> PROMPT
Lay out the lines of the listing as a numbered list, from its first line through the line containing "table-header-text-line: Option xyxy=(2092,1025,2268,1092)", both included. Leave out any blank lines.

------

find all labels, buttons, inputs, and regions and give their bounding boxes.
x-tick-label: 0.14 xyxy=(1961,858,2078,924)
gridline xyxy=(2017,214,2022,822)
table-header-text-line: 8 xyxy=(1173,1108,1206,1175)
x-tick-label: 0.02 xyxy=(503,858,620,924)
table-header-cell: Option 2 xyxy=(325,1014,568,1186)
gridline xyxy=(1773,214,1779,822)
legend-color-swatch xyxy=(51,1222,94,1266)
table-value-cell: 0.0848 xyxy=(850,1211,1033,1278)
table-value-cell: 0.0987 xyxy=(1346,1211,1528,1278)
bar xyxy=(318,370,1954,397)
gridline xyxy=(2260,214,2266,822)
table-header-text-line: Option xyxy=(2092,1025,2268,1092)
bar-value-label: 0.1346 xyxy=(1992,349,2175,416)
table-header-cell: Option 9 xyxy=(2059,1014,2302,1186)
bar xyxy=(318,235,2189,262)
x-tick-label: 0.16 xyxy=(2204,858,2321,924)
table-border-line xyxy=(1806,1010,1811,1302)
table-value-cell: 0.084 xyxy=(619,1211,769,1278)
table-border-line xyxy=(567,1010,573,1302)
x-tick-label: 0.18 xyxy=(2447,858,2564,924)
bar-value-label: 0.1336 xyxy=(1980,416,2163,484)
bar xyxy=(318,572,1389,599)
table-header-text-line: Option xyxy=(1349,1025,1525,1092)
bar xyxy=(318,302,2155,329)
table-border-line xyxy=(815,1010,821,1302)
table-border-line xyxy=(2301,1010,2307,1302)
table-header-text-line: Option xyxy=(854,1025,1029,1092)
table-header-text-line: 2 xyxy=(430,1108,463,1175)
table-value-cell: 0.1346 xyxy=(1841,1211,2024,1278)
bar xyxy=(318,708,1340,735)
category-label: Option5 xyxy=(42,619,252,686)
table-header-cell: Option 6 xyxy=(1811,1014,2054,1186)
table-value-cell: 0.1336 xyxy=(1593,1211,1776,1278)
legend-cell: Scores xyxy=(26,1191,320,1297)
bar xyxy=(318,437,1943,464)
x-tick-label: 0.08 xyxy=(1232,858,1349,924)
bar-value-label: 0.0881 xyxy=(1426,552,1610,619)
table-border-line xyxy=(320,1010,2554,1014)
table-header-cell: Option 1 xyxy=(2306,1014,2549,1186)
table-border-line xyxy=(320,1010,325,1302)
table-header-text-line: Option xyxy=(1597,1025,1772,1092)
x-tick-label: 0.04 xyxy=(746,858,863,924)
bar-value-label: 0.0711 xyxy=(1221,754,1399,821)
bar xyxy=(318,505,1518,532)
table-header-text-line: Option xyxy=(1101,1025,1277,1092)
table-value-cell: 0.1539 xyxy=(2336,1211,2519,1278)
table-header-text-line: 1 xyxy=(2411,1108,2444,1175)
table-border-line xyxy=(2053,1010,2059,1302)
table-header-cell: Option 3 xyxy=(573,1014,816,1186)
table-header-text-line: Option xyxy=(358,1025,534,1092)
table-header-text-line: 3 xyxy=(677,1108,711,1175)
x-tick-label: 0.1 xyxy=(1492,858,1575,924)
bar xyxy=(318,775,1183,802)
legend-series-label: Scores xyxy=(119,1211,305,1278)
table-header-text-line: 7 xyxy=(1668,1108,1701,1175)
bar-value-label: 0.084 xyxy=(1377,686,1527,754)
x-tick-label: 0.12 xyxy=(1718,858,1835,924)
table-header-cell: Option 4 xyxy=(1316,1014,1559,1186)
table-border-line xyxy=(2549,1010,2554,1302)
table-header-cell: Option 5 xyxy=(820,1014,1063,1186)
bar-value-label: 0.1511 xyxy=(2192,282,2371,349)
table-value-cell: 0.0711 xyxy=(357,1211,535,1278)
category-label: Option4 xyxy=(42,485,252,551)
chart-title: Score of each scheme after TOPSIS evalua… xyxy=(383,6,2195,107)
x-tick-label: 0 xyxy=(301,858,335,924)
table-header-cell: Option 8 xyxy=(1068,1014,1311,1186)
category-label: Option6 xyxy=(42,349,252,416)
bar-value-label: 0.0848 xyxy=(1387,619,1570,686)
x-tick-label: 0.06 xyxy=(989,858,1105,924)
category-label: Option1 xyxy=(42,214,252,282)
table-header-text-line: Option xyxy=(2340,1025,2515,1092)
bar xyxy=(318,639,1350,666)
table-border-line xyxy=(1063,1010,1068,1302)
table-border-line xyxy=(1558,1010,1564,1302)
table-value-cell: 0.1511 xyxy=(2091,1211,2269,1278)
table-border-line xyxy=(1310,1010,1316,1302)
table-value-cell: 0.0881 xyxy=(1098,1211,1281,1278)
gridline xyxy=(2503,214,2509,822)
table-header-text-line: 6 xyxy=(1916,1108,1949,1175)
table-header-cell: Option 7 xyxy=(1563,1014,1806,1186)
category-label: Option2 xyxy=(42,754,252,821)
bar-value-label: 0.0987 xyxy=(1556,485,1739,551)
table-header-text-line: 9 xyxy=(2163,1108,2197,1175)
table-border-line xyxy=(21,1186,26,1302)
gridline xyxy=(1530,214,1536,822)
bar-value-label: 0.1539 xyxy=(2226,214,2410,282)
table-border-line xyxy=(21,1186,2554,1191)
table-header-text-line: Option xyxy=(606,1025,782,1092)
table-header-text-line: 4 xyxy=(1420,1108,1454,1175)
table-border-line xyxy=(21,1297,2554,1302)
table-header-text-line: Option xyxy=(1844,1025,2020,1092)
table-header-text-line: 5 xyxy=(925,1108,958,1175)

------

> RESULT OF THIS TASK
1. find all labels, buttons, inputs, and regions and give their bounding boxes.
2. x-tick-label: 0.14 xyxy=(1961,858,2078,924)
3. gridline xyxy=(2017,214,2022,822)
4. table-header-text-line: 8 xyxy=(1173,1108,1206,1175)
5. x-tick-label: 0.02 xyxy=(503,858,620,924)
6. table-header-cell: Option 2 xyxy=(325,1014,568,1186)
7. gridline xyxy=(1773,214,1779,822)
8. legend-color-swatch xyxy=(51,1222,94,1266)
9. table-value-cell: 0.0848 xyxy=(850,1211,1033,1278)
10. table-value-cell: 0.0987 xyxy=(1346,1211,1528,1278)
11. bar xyxy=(318,370,1954,397)
12. gridline xyxy=(2260,214,2266,822)
13. table-header-text-line: Option xyxy=(2092,1025,2268,1092)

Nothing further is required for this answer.